>> begin Extracted material
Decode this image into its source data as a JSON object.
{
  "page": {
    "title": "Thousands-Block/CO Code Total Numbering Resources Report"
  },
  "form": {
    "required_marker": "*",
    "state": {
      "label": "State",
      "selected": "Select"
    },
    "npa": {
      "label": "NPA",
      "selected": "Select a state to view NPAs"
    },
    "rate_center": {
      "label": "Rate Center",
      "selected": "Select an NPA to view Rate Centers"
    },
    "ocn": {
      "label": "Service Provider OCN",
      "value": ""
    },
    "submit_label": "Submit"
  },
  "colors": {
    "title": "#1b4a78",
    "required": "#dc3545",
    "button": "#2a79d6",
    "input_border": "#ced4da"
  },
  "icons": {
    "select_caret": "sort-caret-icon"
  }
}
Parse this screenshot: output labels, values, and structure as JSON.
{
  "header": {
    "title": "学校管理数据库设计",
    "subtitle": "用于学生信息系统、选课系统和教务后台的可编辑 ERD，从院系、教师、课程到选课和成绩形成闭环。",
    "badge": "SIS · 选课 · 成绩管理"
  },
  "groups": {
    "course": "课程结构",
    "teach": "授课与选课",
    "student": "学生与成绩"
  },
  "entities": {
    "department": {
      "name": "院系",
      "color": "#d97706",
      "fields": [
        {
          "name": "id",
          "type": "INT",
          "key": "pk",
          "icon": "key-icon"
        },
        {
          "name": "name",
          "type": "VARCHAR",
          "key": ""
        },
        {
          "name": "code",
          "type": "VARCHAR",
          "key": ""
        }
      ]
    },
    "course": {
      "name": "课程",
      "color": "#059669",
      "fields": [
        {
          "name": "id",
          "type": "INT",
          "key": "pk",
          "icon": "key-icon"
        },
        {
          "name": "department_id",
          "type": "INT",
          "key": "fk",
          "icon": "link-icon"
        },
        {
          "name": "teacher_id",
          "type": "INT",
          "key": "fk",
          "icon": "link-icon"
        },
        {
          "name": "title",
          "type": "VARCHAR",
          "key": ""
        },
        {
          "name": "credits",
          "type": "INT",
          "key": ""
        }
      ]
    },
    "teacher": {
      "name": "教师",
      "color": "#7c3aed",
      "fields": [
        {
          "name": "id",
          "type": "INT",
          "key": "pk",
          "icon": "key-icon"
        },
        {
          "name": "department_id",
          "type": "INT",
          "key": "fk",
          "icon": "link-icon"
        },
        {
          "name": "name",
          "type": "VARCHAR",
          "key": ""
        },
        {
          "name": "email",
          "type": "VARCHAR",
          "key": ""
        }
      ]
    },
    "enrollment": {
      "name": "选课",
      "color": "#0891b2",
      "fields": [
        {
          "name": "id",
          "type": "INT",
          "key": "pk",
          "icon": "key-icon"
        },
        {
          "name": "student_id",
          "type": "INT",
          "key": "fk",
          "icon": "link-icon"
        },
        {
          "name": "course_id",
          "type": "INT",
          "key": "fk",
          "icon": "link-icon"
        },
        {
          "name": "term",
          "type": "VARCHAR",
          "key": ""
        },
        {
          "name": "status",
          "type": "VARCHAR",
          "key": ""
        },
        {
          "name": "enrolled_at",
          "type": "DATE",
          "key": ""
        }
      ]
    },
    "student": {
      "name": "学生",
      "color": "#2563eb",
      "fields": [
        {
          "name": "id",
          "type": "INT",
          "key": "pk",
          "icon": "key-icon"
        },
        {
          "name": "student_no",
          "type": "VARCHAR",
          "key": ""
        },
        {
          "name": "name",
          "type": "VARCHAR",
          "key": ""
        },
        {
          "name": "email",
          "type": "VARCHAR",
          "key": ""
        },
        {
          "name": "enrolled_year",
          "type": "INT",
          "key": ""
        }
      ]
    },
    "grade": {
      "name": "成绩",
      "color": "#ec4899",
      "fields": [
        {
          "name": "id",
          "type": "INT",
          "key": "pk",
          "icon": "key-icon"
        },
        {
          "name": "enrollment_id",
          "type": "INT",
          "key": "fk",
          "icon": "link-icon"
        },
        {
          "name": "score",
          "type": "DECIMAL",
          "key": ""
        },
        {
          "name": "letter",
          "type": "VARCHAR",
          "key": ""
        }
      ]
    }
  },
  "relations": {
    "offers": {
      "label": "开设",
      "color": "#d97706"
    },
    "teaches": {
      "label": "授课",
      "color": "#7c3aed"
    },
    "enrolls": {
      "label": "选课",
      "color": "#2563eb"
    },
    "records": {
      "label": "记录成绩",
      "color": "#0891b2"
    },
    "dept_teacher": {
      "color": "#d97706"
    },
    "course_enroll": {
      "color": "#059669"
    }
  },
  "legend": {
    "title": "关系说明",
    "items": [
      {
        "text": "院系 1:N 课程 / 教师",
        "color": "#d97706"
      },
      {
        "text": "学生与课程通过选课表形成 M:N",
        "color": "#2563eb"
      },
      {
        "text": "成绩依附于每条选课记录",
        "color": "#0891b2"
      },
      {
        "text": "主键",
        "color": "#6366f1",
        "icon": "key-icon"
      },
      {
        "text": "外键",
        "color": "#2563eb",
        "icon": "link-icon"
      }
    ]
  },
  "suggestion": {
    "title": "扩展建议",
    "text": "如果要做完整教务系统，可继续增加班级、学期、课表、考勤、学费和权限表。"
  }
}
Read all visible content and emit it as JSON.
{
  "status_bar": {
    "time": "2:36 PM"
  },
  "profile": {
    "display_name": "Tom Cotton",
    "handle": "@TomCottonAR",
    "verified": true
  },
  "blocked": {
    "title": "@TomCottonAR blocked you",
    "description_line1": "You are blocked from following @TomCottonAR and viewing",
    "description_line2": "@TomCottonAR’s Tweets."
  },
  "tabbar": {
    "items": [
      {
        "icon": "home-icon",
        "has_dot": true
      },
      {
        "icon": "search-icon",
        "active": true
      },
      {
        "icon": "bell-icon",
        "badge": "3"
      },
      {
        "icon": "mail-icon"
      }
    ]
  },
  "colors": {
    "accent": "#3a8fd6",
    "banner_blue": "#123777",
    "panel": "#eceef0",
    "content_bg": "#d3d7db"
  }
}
>> end Extracted material
What the task asks:
Extract the full listing and reproduce each line exactly.

The result:
Decode this image into its source data as a JSON object.
{
  "page": {
    "title": "Thousands-Block/CO Code Total Numbering Resources Report"
  },
  "form": {
    "required_marker": "*",
    "state": {
      "label": "State",
      "selected": "Select"
    },
    "npa": {
      "label": "NPA",
      "selected": "Select a state to view NPAs"
    },
    "rate_center": {
      "label": "Rate Center",
      "selected": "Select an NPA to view Rate Centers"
    },
    "ocn": {
      "label": "Service Provider OCN",
      "value": ""
    },
    "submit_label": "Submit"
  },
  "colors": {
    "title": "#1b4a78",
    "required": "#dc3545",
    "button": "#2a79d6",
    "input_border": "#ced4da"
  },
  "icons": {
    "select_caret": "sort-caret-icon"
  }
}
Parse this screenshot: output labels, values, and structure as JSON.
{
  "header": {
    "title": "学校管理数据库设计",
    "subtitle": "用于学生信息系统、选课系统和教务后台的可编辑 ERD，从院系、教师、课程到选课和成绩形成闭环。",
    "badge": "SIS · 选课 · 成绩管理"
  },
  "groups": {
    "course": "课程结构",
    "teach": "授课与选课",
    "student": "学生与成绩"
  },
  "entities": {
    "department": {
      "name": "院系",
      "color": "#d97706",
      "fields": [
        {
          "name": "id",
          "type": "INT",
          "key": "pk",
          "icon": "key-icon"
        },
        {
          "name": "name",
          "type": "VARCHAR",
          "key": ""
        },
        {
          "name": "code",
          "type": "VARCHAR",
          "key": ""
        }
      ]
    },
    "course": {
      "name": "课程",
      "color": "#059669",
      "fields": [
        {
          "name": "id",
          "type": "INT",
          "key": "pk",
          "icon": "key-icon"
        },
        {
          "name": "department_id",
          "type": "INT",
          "key": "fk",
          "icon": "link-icon"
        },
        {
          "name": "teacher_id",
          "type": "INT",
          "key": "fk",
          "icon": "link-icon"
        },
        {
          "name": "title",
          "type": "VARCHAR",
          "key": ""
        },
        {
          "name": "credits",
          "type": "INT",
          "key": ""
        }
      ]
    },
    "teacher": {
      "name": "教师",
      "color": "#7c3aed",
      "fields": [
        {
          "name": "id",
          "type": "INT",
          "key": "pk",
          "icon": "key-icon"
        },
        {
          "name": "department_id",
          "type": "INT",
          "key": "fk",
          "icon": "link-icon"
        },
        {
          "name": "name",
          "type": "VARCHAR",
          "key": ""
        },
        {
          "name": "email",
          "type": "VARCHAR",
          "key": ""
        }
      ]
    },
    "enrollment": {
      "name": "选课",
      "color": "#0891b2",
      "fields": [
        {
          "name": "id",
          "type": "INT",
          "key": "pk",
          "icon": "key-icon"
        },
        {
          "name": "student_id",
          "type": "INT",
          "key": "fk",
          "icon": "link-icon"
        },
        {
          "name": "course_id",
          "type": "INT",
          "key": "fk",
          "icon": "link-icon"
        },
        {
          "name": "term",
          "type": "VARCHAR",
          "key": ""
        },
        {
          "name": "status",
          "type": "VARCHAR",
          "key": ""
        },
        {
          "name": "enrolled_at",
          "type": "DATE",
          "key": ""
        }
      ]
    },
    "student": {
      "name": "学生",
      "color": "#2563eb",
      "fields": [
        {
          "name": "id",
          "type": "INT",
          "key": "pk",
          "icon": "key-icon"
        },
        {
          "name": "student_no",
          "type": "VARCHAR",
          "key": ""
        },
        {
          "name": "name",
          "type": "VARCHAR",
          "key": ""
        },
        {
          "name": "email",
          "type": "VARCHAR",
          "key": ""
        },
        {
          "name": "enrolled_year",
          "type": "INT",
          "key": ""
        }
      ]
    },
    "grade": {
      "name": "成绩",
      "color": "#ec4899",
      "fields": [
        {
          "name": "id",
          "type": "INT",
          "key": "pk",
          "icon": "key-icon"
        },
        {
          "name": "enrollment_id",
          "type": "INT",
          "key": "fk",
          "icon": "link-icon"
        },
        {
          "name": "score",
          "type": "DECIMAL",
          "key": ""
        },
        {
          "name": "letter",
          "type": "VARCHAR",
          "key": ""
        }
      ]
    }
  },
  "relations": {
    "offers": {
      "label": "开设",
      "color": "#d97706"
    },
    "teaches": {
      "label": "授课",
      "color": "#7c3aed"
    },
    "enrolls": {
      "label": "选课",
      "color": "#2563eb"
    },
    "records": {
      "label": "记录成绩",
      "color": "#0891b2"
    },
    "dept_teacher": {
      "color": "#d97706"
    },
    "course_enroll": {
      "color": "#059669"
    }
  },
  "legend": {
    "title": "关系说明",
    "items": [
      {
        "text": "院系 1:N 课程 / 教师",
        "color": "#d97706"
      },
      {
        "text": "学生与课程通过选课表形成 M:N",
        "color": "#2563eb"
      },
      {
        "text": "成绩依附于每条选课记录",
        "color": "#0891b2"
      },
      {
        "text": "主键",
        "color": "#6366f1",
        "icon": "key-icon"
      },
      {
        "text": "外键",
        "color": "#2563eb",
        "icon": "link-icon"
      }
    ]
  },
  "suggestion": {
    "title": "扩展建议",
    "text": "如果要做完整教务系统，可继续增加班级、学期、课表、考勤、学费和权限表。"
  }
}
Read all visible content and emit it as JSON.
{
  "status_bar": {
    "time": "2:36 PM"
  },
  "profile": {
    "display_name": "Tom Cotton",
    "handle": "@TomCottonAR",
    "verified": true
  },
  "blocked": {
    "title": "@TomCottonAR blocked you",
    "description_line1": "You are blocked from following @TomCottonAR and viewing",
    "description_line2": "@TomCottonAR’s Tweets."
  },
  "tabbar": {
    "items": [
      {
        "icon": "home-icon",
        "has_dot": true
      },
      {
        "icon": "search-icon",
        "active": true
      },
      {
        "icon": "bell-icon",
        "badge": "3"
      },
      {
        "icon": "mail-icon"
      }
    ]
  },
  "colors": {
    "accent": "#3a8fd6",
    "banner_blue": "#123777",
    "panel": "#eceef0",
    "content_bg": "#d3d7db"
  }
}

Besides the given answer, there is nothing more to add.